Task description -
Only lines containing the string "does" belong in the answer; find them in the records and copy them.

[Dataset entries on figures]
# # # # # # #

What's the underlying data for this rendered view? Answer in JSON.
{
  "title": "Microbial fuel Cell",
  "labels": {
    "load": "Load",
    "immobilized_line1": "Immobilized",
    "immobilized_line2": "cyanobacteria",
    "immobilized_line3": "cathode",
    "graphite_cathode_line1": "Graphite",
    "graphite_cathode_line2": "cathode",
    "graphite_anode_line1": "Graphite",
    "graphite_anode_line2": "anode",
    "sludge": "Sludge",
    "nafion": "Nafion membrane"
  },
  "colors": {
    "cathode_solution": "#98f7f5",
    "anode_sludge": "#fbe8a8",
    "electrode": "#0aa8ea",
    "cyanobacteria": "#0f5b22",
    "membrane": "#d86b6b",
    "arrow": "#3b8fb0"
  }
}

# # # # # # #

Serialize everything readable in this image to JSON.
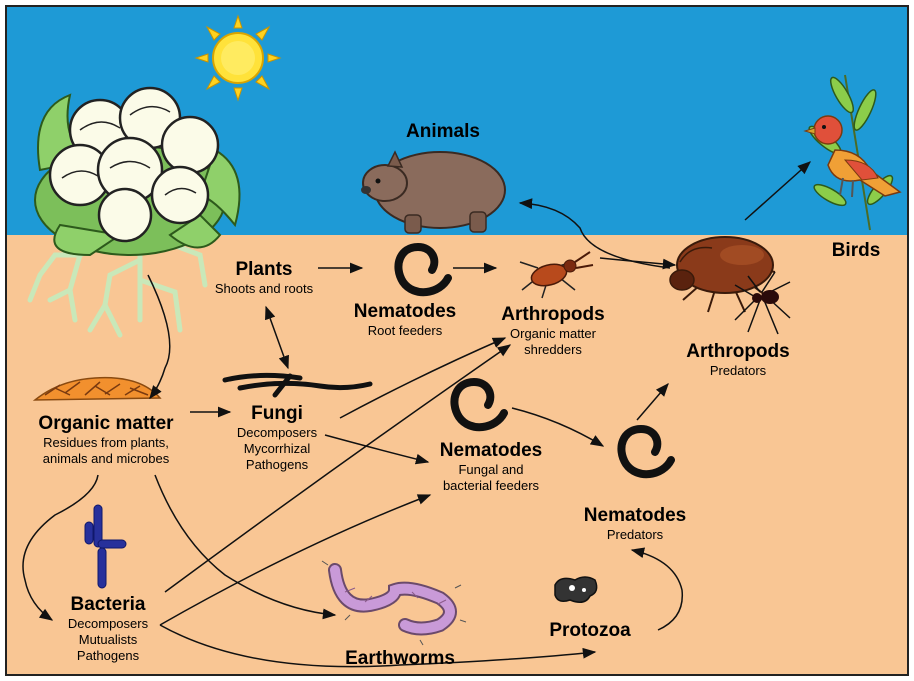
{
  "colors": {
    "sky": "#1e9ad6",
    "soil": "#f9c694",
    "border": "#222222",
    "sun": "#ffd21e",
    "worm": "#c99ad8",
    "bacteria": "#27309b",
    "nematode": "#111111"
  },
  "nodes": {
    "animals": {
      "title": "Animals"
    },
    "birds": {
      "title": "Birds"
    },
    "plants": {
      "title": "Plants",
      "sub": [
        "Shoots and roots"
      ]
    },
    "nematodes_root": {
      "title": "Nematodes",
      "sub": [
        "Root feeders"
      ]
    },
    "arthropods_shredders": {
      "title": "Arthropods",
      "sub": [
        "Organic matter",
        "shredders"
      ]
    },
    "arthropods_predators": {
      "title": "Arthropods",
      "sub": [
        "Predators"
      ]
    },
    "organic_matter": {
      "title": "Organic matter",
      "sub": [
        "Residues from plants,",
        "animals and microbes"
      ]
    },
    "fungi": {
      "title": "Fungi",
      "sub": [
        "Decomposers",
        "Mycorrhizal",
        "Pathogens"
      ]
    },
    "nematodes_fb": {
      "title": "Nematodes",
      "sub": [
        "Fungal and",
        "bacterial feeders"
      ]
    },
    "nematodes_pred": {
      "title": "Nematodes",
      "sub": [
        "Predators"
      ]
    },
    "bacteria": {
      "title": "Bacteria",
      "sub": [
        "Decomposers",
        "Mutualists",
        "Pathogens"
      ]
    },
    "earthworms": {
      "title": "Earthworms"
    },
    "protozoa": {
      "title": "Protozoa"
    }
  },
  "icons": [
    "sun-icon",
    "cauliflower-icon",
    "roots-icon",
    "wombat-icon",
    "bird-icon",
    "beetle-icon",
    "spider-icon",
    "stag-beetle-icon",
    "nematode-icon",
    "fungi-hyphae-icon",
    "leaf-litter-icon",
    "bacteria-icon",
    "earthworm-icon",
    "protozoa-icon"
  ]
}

# # # # # # #

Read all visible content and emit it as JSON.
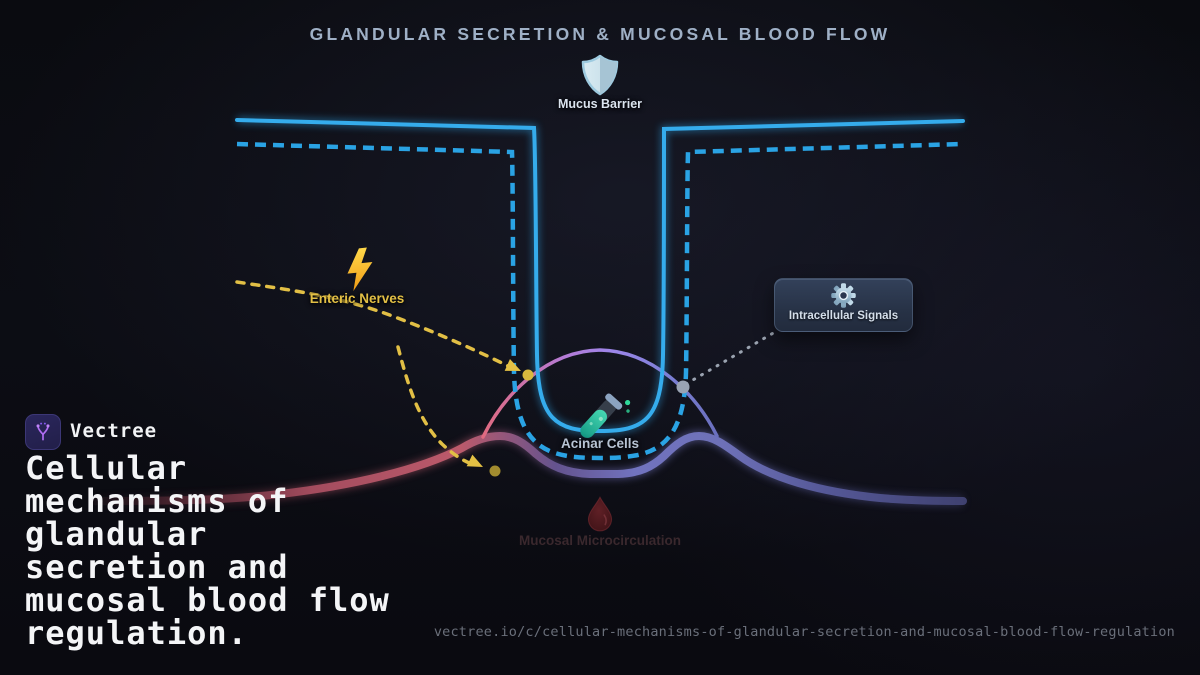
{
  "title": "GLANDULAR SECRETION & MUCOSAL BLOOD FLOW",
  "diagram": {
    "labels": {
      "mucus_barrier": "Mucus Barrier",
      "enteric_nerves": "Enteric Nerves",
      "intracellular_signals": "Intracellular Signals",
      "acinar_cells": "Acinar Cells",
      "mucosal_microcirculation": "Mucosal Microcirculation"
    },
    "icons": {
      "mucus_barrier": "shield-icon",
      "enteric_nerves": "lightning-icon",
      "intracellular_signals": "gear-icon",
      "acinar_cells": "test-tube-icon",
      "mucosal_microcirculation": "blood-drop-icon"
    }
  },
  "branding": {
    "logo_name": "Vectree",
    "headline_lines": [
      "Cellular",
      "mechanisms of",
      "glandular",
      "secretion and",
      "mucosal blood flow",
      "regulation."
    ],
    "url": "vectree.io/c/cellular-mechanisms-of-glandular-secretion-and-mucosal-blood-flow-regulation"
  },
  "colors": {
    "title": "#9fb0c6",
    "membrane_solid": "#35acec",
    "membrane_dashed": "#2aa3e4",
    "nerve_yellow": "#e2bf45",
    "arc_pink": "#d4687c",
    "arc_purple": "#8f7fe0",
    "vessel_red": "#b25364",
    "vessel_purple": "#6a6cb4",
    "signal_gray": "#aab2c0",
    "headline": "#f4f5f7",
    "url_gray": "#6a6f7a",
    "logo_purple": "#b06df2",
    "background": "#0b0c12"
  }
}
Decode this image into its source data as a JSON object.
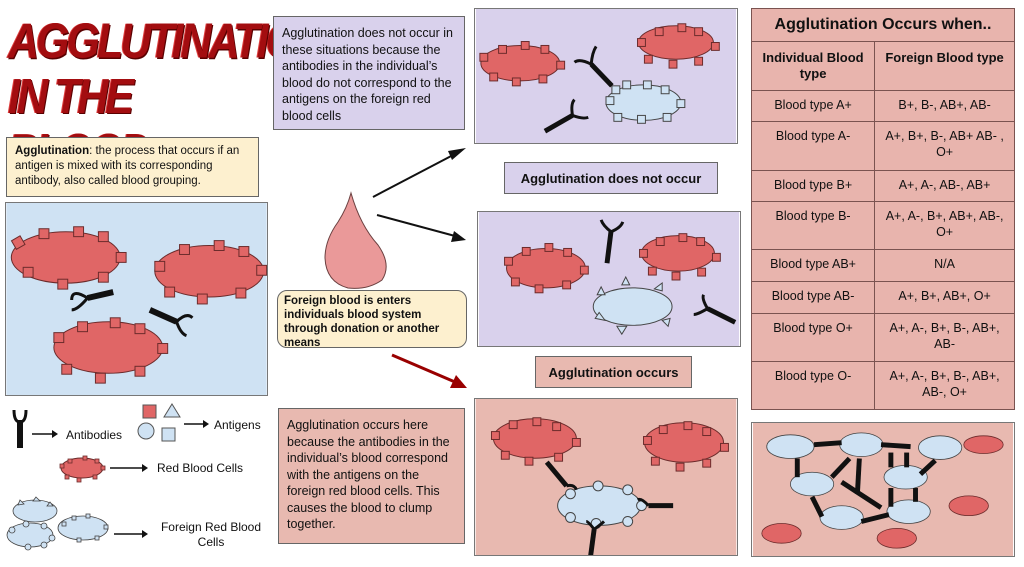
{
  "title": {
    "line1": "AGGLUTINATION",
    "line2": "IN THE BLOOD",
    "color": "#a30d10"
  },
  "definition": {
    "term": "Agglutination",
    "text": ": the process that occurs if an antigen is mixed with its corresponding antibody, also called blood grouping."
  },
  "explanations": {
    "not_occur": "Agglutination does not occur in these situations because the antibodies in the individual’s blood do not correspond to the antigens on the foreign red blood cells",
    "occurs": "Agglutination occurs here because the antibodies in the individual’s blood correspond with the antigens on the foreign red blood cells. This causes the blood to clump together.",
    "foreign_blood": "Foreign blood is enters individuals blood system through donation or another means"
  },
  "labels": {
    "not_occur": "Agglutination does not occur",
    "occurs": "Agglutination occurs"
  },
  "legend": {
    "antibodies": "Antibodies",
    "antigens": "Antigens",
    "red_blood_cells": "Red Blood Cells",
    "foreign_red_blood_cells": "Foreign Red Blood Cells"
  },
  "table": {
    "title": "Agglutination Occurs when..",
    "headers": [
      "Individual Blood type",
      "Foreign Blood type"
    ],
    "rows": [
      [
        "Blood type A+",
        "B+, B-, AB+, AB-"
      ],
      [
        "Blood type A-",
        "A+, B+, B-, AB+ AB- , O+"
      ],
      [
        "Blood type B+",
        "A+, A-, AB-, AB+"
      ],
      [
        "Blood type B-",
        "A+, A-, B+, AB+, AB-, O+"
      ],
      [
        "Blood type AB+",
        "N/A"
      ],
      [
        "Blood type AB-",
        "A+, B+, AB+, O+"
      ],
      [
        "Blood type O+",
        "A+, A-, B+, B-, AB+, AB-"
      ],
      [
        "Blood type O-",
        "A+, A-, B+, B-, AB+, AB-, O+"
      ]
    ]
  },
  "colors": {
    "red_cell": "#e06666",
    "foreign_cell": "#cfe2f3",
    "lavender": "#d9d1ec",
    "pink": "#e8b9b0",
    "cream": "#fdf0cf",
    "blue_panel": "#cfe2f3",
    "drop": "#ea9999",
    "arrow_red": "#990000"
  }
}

# # # # # # #

Answer -
    "not_occur": "Agglutination does not occur in these situations because the antibodies in the individual’s blood do not correspond to the antigens on the foreign red blood cells",
    "not_occur": "Agglutination does not occur",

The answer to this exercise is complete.